** start **
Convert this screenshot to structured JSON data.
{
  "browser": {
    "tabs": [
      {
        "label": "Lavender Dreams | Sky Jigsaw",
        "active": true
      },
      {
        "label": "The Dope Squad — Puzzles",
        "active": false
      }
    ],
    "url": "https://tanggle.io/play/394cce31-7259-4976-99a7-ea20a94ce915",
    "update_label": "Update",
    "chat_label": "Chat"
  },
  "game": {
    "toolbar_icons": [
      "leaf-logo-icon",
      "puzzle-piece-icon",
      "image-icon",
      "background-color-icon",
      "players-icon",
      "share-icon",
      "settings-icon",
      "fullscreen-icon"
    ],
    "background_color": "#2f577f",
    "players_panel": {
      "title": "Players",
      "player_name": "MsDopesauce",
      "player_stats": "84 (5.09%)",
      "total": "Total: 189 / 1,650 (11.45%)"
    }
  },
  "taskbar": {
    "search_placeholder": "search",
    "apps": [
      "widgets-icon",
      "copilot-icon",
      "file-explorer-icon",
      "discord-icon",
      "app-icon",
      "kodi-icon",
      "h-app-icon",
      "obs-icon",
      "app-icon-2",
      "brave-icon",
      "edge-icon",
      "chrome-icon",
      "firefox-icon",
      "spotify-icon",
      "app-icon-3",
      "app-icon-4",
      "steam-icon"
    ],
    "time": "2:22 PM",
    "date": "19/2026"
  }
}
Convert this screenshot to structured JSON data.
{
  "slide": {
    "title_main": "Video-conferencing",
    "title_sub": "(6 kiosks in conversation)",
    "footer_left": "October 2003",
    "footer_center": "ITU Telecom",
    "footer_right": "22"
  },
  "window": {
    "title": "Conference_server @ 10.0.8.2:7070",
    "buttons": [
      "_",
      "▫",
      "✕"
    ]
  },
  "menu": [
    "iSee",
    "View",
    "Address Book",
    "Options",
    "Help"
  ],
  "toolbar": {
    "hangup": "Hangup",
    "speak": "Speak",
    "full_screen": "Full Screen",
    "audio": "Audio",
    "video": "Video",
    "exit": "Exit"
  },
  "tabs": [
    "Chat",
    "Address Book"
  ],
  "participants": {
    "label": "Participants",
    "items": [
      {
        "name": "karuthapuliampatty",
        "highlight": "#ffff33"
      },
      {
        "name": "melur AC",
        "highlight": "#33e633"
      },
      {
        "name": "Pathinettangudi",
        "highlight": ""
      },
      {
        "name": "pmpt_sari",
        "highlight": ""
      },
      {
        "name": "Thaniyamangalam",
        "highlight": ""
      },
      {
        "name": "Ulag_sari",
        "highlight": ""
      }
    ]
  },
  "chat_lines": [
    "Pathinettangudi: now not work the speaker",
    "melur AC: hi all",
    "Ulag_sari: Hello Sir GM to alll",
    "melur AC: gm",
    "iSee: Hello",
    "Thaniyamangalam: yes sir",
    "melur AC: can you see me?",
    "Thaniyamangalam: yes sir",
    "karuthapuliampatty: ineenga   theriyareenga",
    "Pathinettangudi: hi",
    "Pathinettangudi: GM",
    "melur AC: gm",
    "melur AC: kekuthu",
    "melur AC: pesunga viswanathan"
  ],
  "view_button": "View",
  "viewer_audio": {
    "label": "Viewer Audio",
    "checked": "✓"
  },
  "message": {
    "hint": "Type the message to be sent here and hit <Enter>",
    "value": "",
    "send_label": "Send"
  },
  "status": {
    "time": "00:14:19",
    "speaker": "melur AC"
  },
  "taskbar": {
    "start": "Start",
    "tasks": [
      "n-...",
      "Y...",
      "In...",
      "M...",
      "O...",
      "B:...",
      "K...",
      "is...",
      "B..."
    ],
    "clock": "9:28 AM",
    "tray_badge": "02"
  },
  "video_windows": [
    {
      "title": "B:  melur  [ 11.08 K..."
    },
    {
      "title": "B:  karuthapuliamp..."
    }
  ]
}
** end **
## PROBLEM STATEMENT:
Retype the records in full. Keep every line identical to the original.

## WRITTEN SOLUTION:
Convert this screenshot to structured JSON data.
{
  "browser": {
    "tabs": [
      {
        "label": "Lavender Dreams | Sky Jigsaw",
        "active": true
      },
      {
        "label": "The Dope Squad — Puzzles",
        "active": false
      }
    ],
    "url": "https://tanggle.io/play/394cce31-7259-4976-99a7-ea20a94ce915",
    "update_label": "Update",
    "chat_label": "Chat"
  },
  "game": {
    "toolbar_icons": [
      "leaf-logo-icon",
      "puzzle-piece-icon",
      "image-icon",
      "background-color-icon",
      "players-icon",
      "share-icon",
      "settings-icon",
      "fullscreen-icon"
    ],
    "background_color": "#2f577f",
    "players_panel": {
      "title": "Players",
      "player_name": "MsDopesauce",
      "player_stats": "84 (5.09%)",
      "total": "Total: 189 / 1,650 (11.45%)"
    }
  },
  "taskbar": {
    "search_placeholder": "search",
    "apps": [
      "widgets-icon",
      "copilot-icon",
      "file-explorer-icon",
      "discord-icon",
      "app-icon",
      "kodi-icon",
      "h-app-icon",
      "obs-icon",
      "app-icon-2",
      "brave-icon",
      "edge-icon",
      "chrome-icon",
      "firefox-icon",
      "spotify-icon",
      "app-icon-3",
      "app-icon-4",
      "steam-icon"
    ],
    "time": "2:22 PM",
    "date": "19/2026"
  }
}
Convert this screenshot to structured JSON data.
{
  "slide": {
    "title_main": "Video-conferencing",
    "title_sub": "(6 kiosks in conversation)",
    "footer_left": "October 2003",
    "footer_center": "ITU Telecom",
    "footer_right": "22"
  },
  "window": {
    "title": "Conference_server @ 10.0.8.2:7070",
    "buttons": [
      "_",
      "▫",
      "✕"
    ]
  },
  "menu": [
    "iSee",
    "View",
    "Address Book",
    "Options",
    "Help"
  ],
  "toolbar": {
    "hangup": "Hangup",
    "speak": "Speak",
    "full_screen": "Full Screen",
    "audio": "Audio",
    "video": "Video",
    "exit": "Exit"
  },
  "tabs": [
    "Chat",
    "Address Book"
  ],
  "participants": {
    "label": "Participants",
    "items": [
      {
        "name": "karuthapuliampatty",
        "highlight": "#ffff33"
      },
      {
        "name": "melur AC",
        "highlight": "#33e633"
      },
      {
        "name": "Pathinettangudi",
        "highlight": ""
      },
      {
        "name": "pmpt_sari",
        "highlight": ""
      },
      {
        "name": "Thaniyamangalam",
        "highlight": ""
      },
      {
        "name": "Ulag_sari",
        "highlight": ""
      }
    ]
  },
  "chat_lines": [
    "Pathinettangudi: now not work the speaker",
    "melur AC: hi all",
    "Ulag_sari: Hello Sir GM to alll",
    "melur AC: gm",
    "iSee: Hello",
    "Thaniyamangalam: yes sir",
    "melur AC: can you see me?",
    "Thaniyamangalam: yes sir",
    "karuthapuliampatty: ineenga   theriyareenga",
    "Pathinettangudi: hi",
    "Pathinettangudi: GM",
    "melur AC: gm",
    "melur AC: kekuthu",
    "melur AC: pesunga viswanathan"
  ],
  "view_button": "View",
  "viewer_audio": {
    "label": "Viewer Audio",
    "checked": "✓"
  },
  "message": {
    "hint": "Type the message to be sent here and hit <Enter>",
    "value": "",
    "send_label": "Send"
  },
  "status": {
    "time": "00:14:19",
    "speaker": "melur AC"
  },
  "taskbar": {
    "start": "Start",
    "tasks": [
      "n-...",
      "Y...",
      "In...",
      "M...",
      "O...",
      "B:...",
      "K...",
      "is...",
      "B..."
    ],
    "clock": "9:28 AM",
    "tray_badge": "02"
  },
  "video_windows": [
    {
      "title": "B:  melur  [ 11.08 K..."
    },
    {
      "title": "B:  karuthapuliamp..."
    }
  ]
}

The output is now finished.